--- Source material ---

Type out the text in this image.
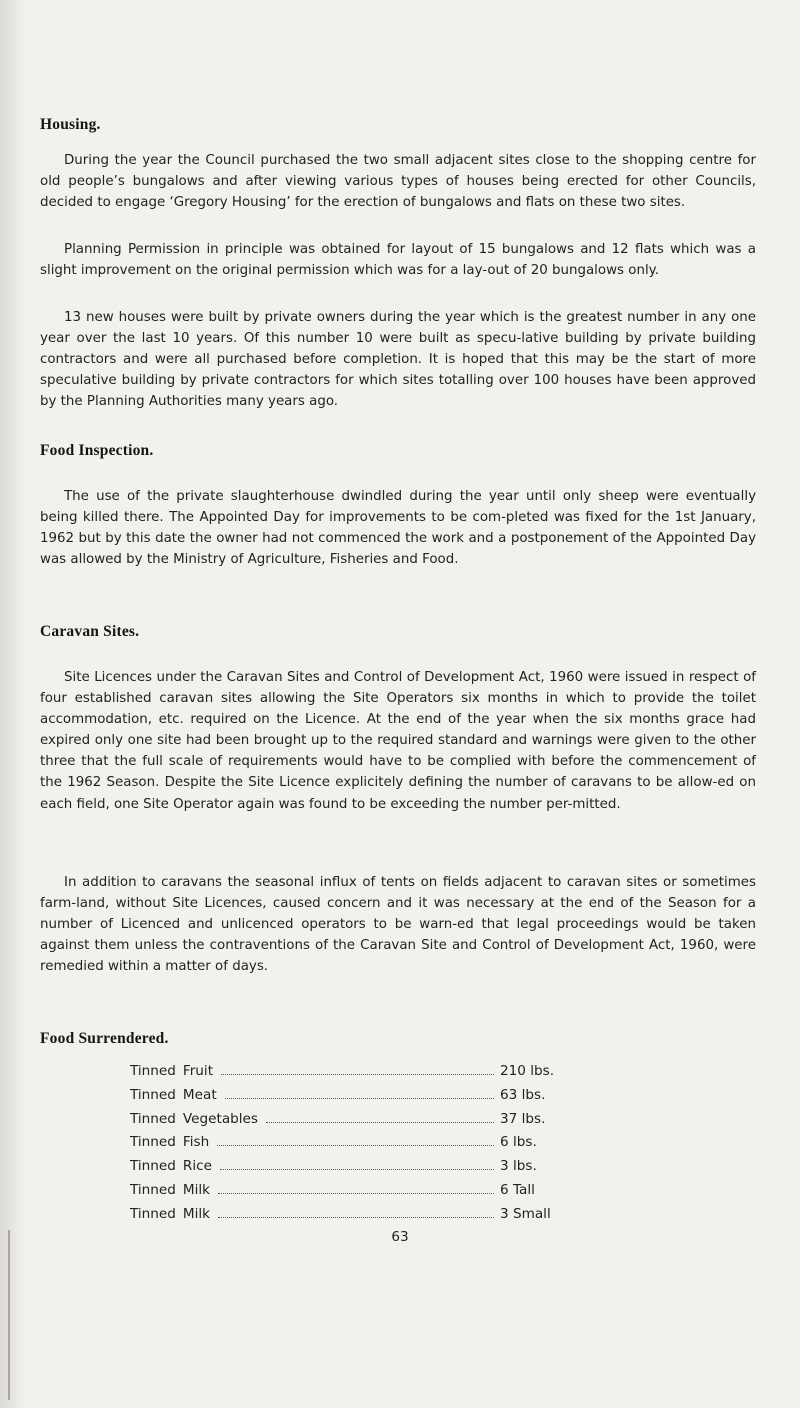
Housing.

During the year the Council purchased the two small adjacent sites close to the shopping centre for old people’s bungalows and after viewing various types of houses being erected for other Councils, decided to engage ‘Gregory Housing’ for the erection of bungalows and flats on these two sites.

Planning Permission in principle was obtained for layout of 15 bungalows and 12 flats which was a slight improvement on the original permission which was for a lay-out of 20 bungalows only.

13 new houses were built by private owners during the year which is the greatest number in any one year over the last 10 years. Of this number 10 were built as specu-lative building by private building contractors and were all purchased before completion. It is hoped that this may be the start of more speculative building by private contractors for which sites totalling over 100 houses have been approved by the Planning Authorities many years ago.

Food Inspection.

The use of the private slaughterhouse dwindled during the year until only sheep were eventually being killed there. The Appointed Day for improvements to be com-pleted was fixed for the 1st January, 1962 but by this date the owner had not commenced the work and a postponement of the Appointed Day was allowed by the Ministry of Agriculture, Fisheries and Food.

Caravan Sites.

Site Licences under the Caravan Sites and Control of Development Act, 1960 were issued in respect of four established caravan sites allowing the Site Operators six months in which to provide the toilet accommodation, etc. required on the Licence. At the end of the year when the six months grace had expired only one site had been brought up to the required standard and warnings were given to the other three that the full scale of requirements would have to be complied with before the commencement of the 1962 Season. Despite the Site Licence explicitely defining the number of caravans to be allow-ed on each field, one Site Operator again was found to be exceeding the number per-mitted.

In addition to caravans the seasonal influx of tents on fields adjacent to caravan sites or sometimes farm-land, without Site Licences, caused concern and it was necessary at the end of the Season for a number of Licenced and unlicenced operators to be warn-ed that legal proceedings would be taken against them unless the contraventions of the Caravan Site and Control of Development Act, 1960, were remedied within a matter of days.

Food Surrendered.
Tinned Fruit	210 lbs.
Tinned Meat	63 lbs.
Tinned Vegetables	37 lbs.
Tinned Fish	6 lbs.
Tinned Rice	3 lbs.
Tinned Milk	6 Tall
Tinned Milk	3 Small
63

---

#### Prompt:
Without the pictures, retype the whole of the material above exactly.

#### Exercise response:
Type out the text in this image.
Housing.

During the year the Council purchased the two small adjacent sites close to the shopping centre for old people’s bungalows and after viewing various types of houses being erected for other Councils, decided to engage ‘Gregory Housing’ for the erection of bungalows and flats on these two sites.

Planning Permission in principle was obtained for layout of 15 bungalows and 12 flats which was a slight improvement on the original permission which was for a lay-out of 20 bungalows only.

13 new houses were built by private owners during the year which is the greatest number in any one year over the last 10 years. Of this number 10 were built as specu-lative building by private building contractors and were all purchased before completion. It is hoped that this may be the start of more speculative building by private contractors for which sites totalling over 100 houses have been approved by the Planning Authorities many years ago.

Food Inspection.

The use of the private slaughterhouse dwindled during the year until only sheep were eventually being killed there. The Appointed Day for improvements to be com-pleted was fixed for the 1st January, 1962 but by this date the owner had not commenced the work and a postponement of the Appointed Day was allowed by the Ministry of Agriculture, Fisheries and Food.

Caravan Sites.

Site Licences under the Caravan Sites and Control of Development Act, 1960 were issued in respect of four established caravan sites allowing the Site Operators six months in which to provide the toilet accommodation, etc. required on the Licence. At the end of the year when the six months grace had expired only one site had been brought up to the required standard and warnings were given to the other three that the full scale of requirements would have to be complied with before the commencement of the 1962 Season. Despite the Site Licence explicitely defining the number of caravans to be allow-ed on each field, one Site Operator again was found to be exceeding the number per-mitted.

In addition to caravans the seasonal influx of tents on fields adjacent to caravan sites or sometimes farm-land, without Site Licences, caused concern and it was necessary at the end of the Season for a number of Licenced and unlicenced operators to be warn-ed that legal proceedings would be taken against them unless the contraventions of the Caravan Site and Control of Development Act, 1960, were remedied within a matter of days.

Food Surrendered.
Tinned Fruit	210 lbs.
Tinned Meat	63 lbs.
Tinned Vegetables	37 lbs.
Tinned Fish	6 lbs.
Tinned Rice	3 lbs.
Tinned Milk	6 Tall
Tinned Milk	3 Small
63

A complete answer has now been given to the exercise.